Tally every line of the listing below that holds "applicable", then give the tally alone.

## Start Data for this exercise

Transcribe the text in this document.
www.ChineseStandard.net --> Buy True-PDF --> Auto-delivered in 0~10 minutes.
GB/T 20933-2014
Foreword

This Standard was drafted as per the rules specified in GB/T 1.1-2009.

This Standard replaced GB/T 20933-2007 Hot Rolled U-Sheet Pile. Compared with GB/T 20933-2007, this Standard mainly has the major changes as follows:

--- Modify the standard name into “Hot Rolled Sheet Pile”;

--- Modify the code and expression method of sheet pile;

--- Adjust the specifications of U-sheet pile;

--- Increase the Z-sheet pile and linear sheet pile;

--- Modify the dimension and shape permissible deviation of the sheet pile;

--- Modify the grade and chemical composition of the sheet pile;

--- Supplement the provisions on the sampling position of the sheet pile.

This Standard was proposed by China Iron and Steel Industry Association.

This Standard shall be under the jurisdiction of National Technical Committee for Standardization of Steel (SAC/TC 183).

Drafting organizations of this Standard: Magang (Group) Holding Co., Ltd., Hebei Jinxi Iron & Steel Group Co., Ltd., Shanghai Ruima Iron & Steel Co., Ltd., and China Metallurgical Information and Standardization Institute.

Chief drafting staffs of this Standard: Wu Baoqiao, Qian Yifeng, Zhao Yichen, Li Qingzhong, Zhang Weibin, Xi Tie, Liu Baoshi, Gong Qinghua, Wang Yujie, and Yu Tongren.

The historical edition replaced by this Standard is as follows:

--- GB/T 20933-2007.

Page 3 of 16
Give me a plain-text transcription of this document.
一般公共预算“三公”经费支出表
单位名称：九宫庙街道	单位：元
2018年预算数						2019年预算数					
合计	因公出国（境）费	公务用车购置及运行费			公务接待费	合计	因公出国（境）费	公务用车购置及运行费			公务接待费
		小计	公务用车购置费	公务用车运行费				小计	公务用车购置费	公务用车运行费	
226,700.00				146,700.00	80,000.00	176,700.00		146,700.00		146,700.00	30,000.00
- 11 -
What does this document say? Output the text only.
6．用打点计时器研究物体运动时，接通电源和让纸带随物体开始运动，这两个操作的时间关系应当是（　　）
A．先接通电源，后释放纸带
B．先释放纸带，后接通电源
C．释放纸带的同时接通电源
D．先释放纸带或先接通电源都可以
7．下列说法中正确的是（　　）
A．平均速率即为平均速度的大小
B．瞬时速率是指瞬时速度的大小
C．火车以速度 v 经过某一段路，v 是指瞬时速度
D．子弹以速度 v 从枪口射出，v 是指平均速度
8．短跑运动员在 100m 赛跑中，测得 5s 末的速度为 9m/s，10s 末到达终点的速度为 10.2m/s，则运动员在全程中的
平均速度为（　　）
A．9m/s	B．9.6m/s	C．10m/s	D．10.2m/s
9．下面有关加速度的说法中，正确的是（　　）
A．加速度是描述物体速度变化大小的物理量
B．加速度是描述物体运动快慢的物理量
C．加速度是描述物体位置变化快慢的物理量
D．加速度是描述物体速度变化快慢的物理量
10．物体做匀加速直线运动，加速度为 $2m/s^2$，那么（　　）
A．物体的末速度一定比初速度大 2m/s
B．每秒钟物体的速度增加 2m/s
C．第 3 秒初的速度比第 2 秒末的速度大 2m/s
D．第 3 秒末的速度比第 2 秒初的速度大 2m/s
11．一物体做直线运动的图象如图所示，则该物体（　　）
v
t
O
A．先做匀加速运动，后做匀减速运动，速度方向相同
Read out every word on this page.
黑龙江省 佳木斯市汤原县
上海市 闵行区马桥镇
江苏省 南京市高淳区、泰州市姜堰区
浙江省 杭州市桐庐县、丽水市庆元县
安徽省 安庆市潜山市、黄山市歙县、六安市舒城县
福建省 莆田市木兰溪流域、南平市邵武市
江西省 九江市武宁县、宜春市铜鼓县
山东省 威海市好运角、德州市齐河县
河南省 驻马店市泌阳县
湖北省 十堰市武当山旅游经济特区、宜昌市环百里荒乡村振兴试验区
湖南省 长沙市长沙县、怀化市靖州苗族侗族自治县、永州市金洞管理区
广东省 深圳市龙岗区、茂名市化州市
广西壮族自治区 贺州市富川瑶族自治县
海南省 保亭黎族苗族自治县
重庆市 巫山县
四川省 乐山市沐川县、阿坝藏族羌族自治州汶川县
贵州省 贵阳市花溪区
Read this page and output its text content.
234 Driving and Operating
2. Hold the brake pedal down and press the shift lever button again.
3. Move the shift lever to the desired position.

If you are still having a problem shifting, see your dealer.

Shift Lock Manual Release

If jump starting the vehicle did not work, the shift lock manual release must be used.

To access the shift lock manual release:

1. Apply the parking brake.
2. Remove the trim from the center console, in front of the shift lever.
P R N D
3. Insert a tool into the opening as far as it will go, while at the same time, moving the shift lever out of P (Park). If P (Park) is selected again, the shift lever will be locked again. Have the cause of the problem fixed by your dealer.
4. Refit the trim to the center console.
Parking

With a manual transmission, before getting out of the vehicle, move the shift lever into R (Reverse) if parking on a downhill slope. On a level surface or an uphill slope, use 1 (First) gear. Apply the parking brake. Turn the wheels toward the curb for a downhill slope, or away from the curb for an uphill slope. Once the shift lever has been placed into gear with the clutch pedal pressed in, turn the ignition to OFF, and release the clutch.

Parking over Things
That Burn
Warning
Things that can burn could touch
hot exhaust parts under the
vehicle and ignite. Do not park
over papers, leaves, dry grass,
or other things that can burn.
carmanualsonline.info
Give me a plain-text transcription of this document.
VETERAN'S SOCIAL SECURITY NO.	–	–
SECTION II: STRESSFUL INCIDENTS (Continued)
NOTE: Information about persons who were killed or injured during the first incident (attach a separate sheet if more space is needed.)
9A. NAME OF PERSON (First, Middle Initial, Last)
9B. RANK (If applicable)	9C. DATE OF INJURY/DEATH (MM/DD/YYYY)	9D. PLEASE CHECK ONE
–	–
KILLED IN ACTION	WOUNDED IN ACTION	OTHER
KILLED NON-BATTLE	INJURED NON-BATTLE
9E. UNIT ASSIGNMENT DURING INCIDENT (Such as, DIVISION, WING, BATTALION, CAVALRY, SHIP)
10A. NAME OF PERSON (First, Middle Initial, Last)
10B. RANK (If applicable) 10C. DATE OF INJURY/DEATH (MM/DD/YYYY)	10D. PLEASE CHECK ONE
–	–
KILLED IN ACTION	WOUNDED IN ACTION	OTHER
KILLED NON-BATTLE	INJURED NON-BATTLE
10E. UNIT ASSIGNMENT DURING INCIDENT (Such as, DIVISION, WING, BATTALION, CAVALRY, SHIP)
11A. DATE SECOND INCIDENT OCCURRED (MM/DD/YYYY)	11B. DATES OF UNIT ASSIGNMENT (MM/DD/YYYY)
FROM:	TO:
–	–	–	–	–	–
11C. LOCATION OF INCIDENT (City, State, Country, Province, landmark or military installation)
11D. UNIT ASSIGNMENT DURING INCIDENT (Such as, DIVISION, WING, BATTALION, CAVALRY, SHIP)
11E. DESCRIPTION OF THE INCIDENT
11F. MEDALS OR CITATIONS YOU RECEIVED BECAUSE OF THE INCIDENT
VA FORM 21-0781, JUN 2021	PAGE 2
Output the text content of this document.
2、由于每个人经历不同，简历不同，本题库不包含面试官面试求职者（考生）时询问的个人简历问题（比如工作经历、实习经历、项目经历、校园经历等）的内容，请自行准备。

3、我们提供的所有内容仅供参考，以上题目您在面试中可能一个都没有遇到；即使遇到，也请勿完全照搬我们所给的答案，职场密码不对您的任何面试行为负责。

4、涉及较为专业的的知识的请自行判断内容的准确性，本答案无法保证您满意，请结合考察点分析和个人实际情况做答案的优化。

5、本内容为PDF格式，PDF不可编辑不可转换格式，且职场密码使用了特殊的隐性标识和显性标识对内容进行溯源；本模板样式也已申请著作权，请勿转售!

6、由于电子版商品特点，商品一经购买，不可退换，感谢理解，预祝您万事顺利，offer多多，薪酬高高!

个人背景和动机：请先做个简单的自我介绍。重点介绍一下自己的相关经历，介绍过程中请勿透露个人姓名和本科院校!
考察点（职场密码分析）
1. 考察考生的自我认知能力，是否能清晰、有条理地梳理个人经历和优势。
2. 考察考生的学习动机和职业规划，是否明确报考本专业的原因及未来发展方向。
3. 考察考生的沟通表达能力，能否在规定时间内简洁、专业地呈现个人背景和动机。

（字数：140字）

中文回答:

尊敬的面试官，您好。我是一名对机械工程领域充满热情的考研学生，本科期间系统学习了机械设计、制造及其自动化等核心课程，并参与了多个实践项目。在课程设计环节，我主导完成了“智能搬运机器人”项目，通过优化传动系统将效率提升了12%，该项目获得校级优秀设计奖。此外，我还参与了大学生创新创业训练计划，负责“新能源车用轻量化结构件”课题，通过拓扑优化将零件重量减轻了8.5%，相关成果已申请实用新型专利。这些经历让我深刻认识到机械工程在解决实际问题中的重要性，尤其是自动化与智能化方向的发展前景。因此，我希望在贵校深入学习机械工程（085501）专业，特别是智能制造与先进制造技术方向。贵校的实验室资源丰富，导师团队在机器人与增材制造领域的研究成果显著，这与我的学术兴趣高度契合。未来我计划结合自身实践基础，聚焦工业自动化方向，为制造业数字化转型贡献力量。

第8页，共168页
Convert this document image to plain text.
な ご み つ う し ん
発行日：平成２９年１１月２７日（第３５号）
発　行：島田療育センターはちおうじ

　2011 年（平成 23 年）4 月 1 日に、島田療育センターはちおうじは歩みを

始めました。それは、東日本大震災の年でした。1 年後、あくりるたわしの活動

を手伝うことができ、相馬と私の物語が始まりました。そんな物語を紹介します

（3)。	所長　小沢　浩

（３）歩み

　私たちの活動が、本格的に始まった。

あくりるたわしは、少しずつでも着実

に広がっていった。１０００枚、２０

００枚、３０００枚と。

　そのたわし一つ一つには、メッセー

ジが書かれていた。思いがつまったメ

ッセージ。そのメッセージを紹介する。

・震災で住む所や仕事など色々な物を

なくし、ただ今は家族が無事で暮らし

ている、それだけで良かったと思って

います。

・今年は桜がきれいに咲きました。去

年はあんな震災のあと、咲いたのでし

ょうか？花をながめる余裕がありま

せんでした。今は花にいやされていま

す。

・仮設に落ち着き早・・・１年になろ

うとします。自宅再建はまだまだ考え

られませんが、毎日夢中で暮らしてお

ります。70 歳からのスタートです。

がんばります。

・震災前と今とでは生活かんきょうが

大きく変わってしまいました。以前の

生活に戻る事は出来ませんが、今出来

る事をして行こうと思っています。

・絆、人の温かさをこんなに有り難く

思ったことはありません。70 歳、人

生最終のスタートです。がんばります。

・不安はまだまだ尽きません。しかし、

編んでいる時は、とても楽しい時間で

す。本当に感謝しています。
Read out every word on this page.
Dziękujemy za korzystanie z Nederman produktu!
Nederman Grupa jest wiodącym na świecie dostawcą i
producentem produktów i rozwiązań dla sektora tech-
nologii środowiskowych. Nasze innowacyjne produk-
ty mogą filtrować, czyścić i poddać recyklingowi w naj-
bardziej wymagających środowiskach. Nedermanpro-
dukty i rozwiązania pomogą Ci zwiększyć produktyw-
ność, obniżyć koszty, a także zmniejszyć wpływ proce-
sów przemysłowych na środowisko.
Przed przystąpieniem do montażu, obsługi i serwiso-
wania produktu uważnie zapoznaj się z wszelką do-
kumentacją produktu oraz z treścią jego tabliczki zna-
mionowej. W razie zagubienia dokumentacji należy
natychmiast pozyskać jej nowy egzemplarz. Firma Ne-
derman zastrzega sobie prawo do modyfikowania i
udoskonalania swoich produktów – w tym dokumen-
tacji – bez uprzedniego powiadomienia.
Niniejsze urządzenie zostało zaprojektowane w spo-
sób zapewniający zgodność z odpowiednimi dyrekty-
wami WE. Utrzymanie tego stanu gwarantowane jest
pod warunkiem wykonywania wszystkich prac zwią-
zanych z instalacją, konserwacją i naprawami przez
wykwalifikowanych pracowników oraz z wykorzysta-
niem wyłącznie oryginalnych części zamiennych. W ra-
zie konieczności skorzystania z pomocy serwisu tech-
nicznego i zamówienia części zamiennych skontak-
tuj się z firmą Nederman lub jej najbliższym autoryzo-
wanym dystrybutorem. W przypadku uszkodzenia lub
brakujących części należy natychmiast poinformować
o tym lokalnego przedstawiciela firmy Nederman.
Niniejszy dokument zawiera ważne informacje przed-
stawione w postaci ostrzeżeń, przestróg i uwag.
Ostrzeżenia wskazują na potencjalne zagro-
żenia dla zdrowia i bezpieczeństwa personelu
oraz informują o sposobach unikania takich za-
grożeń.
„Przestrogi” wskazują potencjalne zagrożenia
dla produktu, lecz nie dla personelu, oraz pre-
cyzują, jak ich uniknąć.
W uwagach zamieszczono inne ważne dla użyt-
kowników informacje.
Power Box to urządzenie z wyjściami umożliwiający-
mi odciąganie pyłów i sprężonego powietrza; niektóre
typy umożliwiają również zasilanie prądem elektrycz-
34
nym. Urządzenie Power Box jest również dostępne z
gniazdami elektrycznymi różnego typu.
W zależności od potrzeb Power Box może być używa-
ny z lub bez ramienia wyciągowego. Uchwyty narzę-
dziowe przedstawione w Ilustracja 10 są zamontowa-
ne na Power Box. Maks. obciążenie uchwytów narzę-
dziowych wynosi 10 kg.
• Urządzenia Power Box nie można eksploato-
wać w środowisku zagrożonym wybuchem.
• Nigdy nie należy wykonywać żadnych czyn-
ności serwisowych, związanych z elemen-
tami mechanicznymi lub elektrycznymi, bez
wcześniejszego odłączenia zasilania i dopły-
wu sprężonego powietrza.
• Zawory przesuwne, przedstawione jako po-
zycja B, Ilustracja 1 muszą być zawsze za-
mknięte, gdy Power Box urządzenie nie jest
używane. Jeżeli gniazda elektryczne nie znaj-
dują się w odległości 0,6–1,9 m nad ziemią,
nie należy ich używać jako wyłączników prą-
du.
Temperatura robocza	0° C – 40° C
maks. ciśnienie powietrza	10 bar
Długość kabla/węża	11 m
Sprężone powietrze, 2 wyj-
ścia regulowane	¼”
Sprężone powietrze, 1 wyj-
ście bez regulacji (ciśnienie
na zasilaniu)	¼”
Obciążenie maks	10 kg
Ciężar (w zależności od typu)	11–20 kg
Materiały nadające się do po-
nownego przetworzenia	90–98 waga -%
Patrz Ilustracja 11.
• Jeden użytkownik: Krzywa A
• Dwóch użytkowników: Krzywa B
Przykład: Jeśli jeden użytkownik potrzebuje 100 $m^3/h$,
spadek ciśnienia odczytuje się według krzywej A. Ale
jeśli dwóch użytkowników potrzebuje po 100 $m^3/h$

## End Data for this exercise

The output
2